--- Exercise ---
Count lines, not occurrences: report how many lines in the records hold the string "your", and nothing else.

--- Given entries ---
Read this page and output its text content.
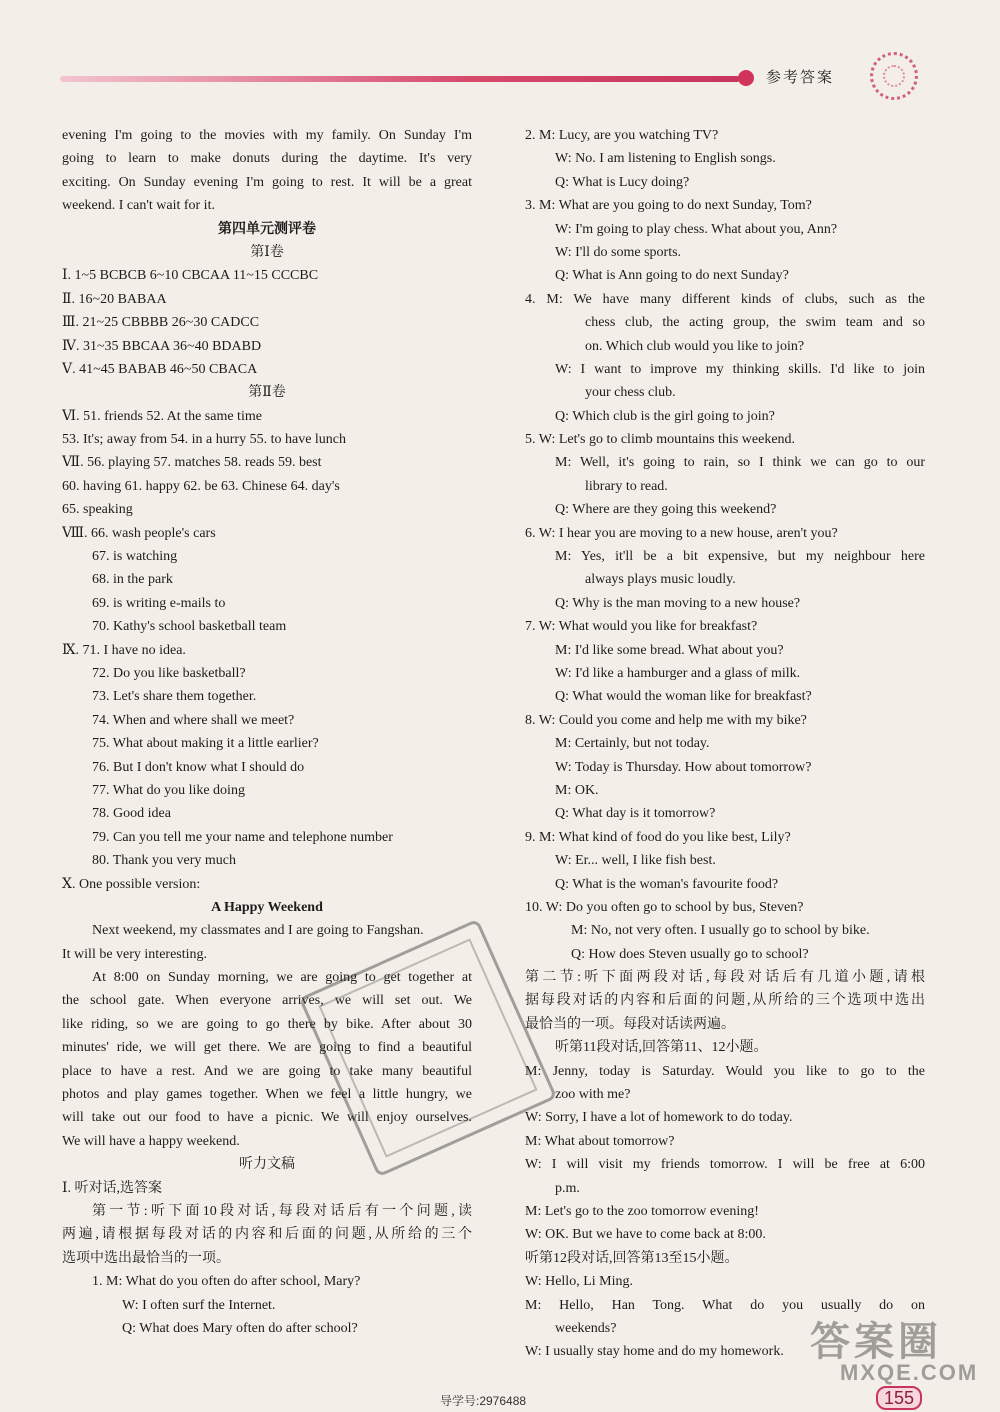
参考答案
evening I'm going to the movies with my family. On Sunday I'm
going to learn to make donuts during the daytime. It's very
exciting. On Sunday evening I'm going to rest. It will be a great
weekend. I can't wait for it.
第四单元测评卷
第Ⅰ卷
Ⅰ. 1~5 BCBCB 6~10 CBCAA 11~15 CCCBC
Ⅱ. 16~20 BABAA
Ⅲ. 21~25 CBBBB 26~30 CADCC
Ⅳ. 31~35 BBCAA 36~40 BDABD
Ⅴ. 41~45 BABAB 46~50 CBACA
第Ⅱ卷
Ⅵ. 51. friends 52. At the same time
53. It's; away from 54. in a hurry 55. to have lunch
Ⅶ. 56. playing 57. matches 58. reads 59. best
60. having 61. happy 62. be 63. Chinese 64. day's
65. speaking
Ⅷ. 66. wash people's cars
67. is watching
68. in the park
69. is writing e-mails to
70. Kathy's school basketball team
Ⅸ. 71. I have no idea.
72. Do you like basketball?
73. Let's share them together.
74. When and where shall we meet?
75. What about making it a little earlier?
76. But I don't know what I should do
77. What do you like doing
78. Good idea
79. Can you tell me your name and telephone number
80. Thank you very much
Ⅹ. One possible version:
A Happy Weekend
Next weekend, my classmates and I are going to Fangshan.
It will be very interesting.
At 8:00 on Sunday morning, we are going to get together at
the school gate. When everyone arrives, we will set out. We
like riding, so we are going to go there by bike. After about 30
minutes' ride, we will get there. We are going to find a beautiful
place to have a rest. And we are going to take many beautiful
photos and play games together. When we feel a little hungry, we
will take out our food to have a picnic. We will enjoy ourselves.
We will have a happy weekend.
听力文稿
Ⅰ. 听对话,选答案
第一节:听下面10段对话,每段对话后有一个问题,读
两遍,请根据每段对话的内容和后面的问题,从所给的三个
选项中选出最恰当的一项。
1. M: What do you often do after school, Mary?
W: I often surf the Internet.
Q: What does Mary often do after school?
2. M: Lucy, are you watching TV?
W: No. I am listening to English songs.
Q: What is Lucy doing?
3. M: What are you going to do next Sunday, Tom?
W: I'm going to play chess. What about you, Ann?
W: I'll do some sports.
Q: What is Ann going to do next Sunday?
4. M: We have many different kinds of clubs, such as the
chess club, the acting group, the swim team and so
on. Which club would you like to join?
W: I want to improve my thinking skills. I'd like to join
your chess club.
Q: Which club is the girl going to join?
5. W: Let's go to climb mountains this weekend.
M: Well, it's going to rain, so I think we can go to our
library to read.
Q: Where are they going this weekend?
6. W: I hear you are moving to a new house, aren't you?
M: Yes, it'll be a bit expensive, but my neighbour here
always plays music loudly.
Q: Why is the man moving to a new house?
7. W: What would you like for breakfast?
M: I'd like some bread. What about you?
W: I'd like a hamburger and a glass of milk.
Q: What would the woman like for breakfast?
8. W: Could you come and help me with my bike?
M: Certainly, but not today.
W: Today is Thursday. How about tomorrow?
M: OK.
Q: What day is it tomorrow?
9. M: What kind of food do you like best, Lily?
W: Er... well, I like fish best.
Q: What is the woman's favourite food?
10. W: Do you often go to school by bus, Steven?
M: No, not very often. I usually go to school by bike.
Q: How does Steven usually go to school?
第二节:听下面两段对话,每段对话后有几道小题,请根
据每段对话的内容和后面的问题,从所给的三个选项中选出
最恰当的一项。每段对话读两遍。
听第11段对话,回答第11、12小题。
M: Jenny, today is Saturday. Would you like to go to the
zoo with me?
W: Sorry, I have a lot of homework to do today.
M: What about tomorrow?
W: I will visit my friends tomorrow. I will be free at 6:00
p.m.
M: Let's go to the zoo tomorrow evening!
W: OK. But we have to come back at 8:00.
听第12段对话,回答第13至15小题。
W: Hello, Li Ming.
M: Hello, Han Tong. What do you usually do on
weekends?
W: I usually stay home and do my homework.
导学号:2976488	155
答案圈
MXQE.COM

--- Task solution ---
2